● **Exercise aim**
Find how many lines in the material hold the word "text", then state that number and nothing more.

------------

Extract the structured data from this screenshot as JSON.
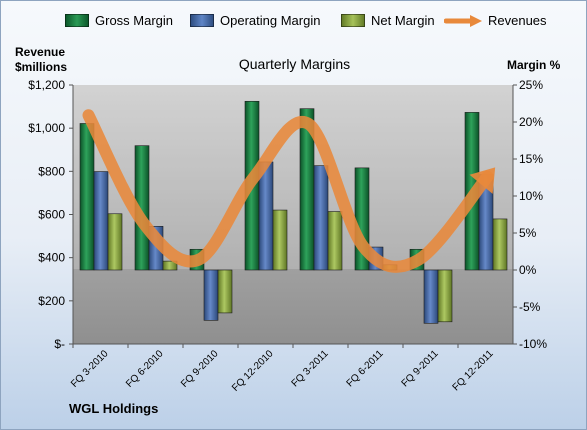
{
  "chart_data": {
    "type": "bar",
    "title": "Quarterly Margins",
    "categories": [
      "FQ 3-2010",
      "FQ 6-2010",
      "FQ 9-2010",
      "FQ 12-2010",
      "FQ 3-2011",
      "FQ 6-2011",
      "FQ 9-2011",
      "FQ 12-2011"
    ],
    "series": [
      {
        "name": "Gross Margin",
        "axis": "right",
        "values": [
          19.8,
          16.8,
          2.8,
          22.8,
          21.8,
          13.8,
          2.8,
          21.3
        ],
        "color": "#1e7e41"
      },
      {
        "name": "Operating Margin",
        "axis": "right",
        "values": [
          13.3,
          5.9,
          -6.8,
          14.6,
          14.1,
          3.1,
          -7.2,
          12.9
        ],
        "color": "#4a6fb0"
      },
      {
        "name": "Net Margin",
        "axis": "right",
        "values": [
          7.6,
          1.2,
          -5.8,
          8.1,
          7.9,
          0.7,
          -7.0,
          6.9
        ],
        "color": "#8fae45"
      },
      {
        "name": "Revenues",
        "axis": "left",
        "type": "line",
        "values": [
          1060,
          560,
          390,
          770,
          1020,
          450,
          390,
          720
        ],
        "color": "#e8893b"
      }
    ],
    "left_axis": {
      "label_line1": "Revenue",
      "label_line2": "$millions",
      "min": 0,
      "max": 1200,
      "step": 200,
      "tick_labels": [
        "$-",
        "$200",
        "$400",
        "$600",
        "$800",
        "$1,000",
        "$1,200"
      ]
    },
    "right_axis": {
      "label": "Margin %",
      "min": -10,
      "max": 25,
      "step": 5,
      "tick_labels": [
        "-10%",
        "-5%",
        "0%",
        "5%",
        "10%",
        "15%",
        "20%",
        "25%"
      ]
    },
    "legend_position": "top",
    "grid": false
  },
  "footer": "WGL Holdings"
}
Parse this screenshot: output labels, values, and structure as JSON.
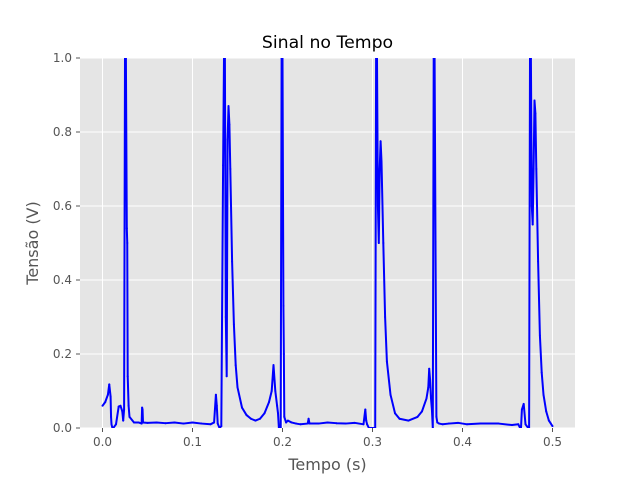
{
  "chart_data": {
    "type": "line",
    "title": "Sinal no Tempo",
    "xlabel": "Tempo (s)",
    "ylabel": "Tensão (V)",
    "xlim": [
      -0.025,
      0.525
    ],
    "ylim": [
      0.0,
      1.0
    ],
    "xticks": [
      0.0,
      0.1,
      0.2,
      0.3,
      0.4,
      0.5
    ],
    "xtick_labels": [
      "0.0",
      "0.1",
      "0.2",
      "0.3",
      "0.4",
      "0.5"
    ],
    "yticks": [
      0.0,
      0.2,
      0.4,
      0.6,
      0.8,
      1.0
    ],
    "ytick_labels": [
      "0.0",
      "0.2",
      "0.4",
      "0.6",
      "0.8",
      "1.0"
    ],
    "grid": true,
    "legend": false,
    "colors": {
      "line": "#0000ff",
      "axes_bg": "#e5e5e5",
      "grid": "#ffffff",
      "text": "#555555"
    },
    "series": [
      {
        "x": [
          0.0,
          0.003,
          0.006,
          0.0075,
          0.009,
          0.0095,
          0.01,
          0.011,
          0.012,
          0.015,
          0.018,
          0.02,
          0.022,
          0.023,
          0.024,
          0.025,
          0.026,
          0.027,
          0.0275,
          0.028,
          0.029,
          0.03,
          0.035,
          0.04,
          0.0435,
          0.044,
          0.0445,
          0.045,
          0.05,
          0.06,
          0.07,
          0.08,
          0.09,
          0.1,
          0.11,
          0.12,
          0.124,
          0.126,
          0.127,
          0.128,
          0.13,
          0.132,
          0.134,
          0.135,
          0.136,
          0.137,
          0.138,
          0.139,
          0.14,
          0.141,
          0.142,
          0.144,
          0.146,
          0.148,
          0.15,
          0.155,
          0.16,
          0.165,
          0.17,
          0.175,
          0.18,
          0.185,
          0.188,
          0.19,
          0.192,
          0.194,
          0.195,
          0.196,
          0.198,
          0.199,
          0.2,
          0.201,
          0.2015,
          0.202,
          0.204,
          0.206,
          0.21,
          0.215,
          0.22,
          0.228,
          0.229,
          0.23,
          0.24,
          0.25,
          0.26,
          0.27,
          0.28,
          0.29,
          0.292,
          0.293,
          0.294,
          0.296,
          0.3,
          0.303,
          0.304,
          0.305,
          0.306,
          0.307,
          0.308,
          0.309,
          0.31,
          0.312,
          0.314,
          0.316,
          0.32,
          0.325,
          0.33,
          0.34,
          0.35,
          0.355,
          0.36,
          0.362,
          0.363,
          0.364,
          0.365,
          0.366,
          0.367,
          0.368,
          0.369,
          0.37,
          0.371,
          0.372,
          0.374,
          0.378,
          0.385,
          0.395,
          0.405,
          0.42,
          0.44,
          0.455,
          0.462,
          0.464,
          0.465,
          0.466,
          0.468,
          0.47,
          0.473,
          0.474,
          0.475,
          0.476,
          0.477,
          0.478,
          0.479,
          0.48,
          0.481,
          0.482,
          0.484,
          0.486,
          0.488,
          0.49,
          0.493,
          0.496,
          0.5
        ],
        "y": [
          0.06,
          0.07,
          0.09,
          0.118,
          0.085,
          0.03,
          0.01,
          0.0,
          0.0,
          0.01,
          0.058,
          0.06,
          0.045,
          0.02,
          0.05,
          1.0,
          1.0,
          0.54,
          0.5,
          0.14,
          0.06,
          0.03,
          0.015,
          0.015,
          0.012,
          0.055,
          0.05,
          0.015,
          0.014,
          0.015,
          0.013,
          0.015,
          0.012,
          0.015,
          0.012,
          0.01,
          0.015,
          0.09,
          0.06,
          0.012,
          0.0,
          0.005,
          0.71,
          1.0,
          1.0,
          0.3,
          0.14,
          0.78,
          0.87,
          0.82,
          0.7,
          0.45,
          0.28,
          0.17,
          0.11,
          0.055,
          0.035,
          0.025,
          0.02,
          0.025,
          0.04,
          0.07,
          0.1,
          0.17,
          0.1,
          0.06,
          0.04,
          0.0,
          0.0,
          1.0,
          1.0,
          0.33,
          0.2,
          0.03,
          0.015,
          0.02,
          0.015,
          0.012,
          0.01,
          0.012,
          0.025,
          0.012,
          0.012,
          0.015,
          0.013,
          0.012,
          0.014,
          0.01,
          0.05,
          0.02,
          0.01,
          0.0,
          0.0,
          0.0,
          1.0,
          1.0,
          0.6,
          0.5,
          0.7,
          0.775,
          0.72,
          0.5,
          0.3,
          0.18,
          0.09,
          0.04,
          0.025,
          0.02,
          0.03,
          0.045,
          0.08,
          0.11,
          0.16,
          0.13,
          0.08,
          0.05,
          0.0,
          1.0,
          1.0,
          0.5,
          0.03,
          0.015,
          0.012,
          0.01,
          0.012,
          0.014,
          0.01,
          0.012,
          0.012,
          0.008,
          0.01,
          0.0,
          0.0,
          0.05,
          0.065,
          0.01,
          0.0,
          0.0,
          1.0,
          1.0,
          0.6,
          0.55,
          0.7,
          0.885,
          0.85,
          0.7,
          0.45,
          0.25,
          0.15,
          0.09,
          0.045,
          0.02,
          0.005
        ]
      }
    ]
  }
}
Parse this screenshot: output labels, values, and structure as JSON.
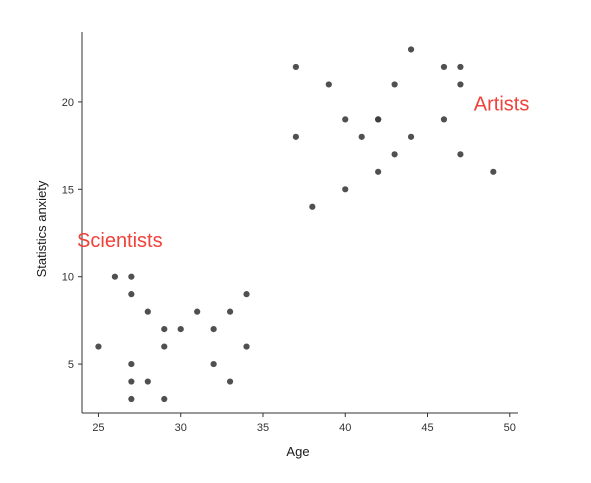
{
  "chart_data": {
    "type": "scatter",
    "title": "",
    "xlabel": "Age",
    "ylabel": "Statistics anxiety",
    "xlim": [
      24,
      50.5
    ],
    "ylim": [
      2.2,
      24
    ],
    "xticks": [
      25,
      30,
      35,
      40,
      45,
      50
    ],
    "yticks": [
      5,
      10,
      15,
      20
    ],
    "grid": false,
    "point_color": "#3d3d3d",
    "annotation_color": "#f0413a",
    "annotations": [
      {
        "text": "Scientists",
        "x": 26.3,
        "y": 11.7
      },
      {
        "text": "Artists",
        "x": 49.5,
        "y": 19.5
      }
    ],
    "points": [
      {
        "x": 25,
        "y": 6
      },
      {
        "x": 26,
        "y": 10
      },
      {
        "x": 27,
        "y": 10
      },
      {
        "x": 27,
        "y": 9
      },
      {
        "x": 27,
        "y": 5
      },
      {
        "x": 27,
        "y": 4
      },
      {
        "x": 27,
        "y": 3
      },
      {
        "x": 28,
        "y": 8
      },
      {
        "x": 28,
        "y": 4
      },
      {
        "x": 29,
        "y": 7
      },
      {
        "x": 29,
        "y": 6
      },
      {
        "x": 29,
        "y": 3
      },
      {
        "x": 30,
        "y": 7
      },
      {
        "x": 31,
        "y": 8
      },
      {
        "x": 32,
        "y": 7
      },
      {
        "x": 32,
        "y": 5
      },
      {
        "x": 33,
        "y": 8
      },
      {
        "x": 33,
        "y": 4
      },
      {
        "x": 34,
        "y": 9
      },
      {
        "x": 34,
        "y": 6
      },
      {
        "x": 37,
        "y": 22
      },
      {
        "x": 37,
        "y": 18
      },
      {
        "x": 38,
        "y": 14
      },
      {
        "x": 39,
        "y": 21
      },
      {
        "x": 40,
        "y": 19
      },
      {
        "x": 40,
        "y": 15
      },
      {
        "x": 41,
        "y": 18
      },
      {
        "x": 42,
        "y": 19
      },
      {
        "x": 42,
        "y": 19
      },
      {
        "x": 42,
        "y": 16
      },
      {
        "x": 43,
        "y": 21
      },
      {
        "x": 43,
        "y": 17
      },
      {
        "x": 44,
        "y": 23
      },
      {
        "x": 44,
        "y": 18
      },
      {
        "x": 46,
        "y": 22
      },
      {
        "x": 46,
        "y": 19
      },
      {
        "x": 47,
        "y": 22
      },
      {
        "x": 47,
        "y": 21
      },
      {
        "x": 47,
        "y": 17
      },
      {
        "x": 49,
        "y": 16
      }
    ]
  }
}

------------

● **Result below**
3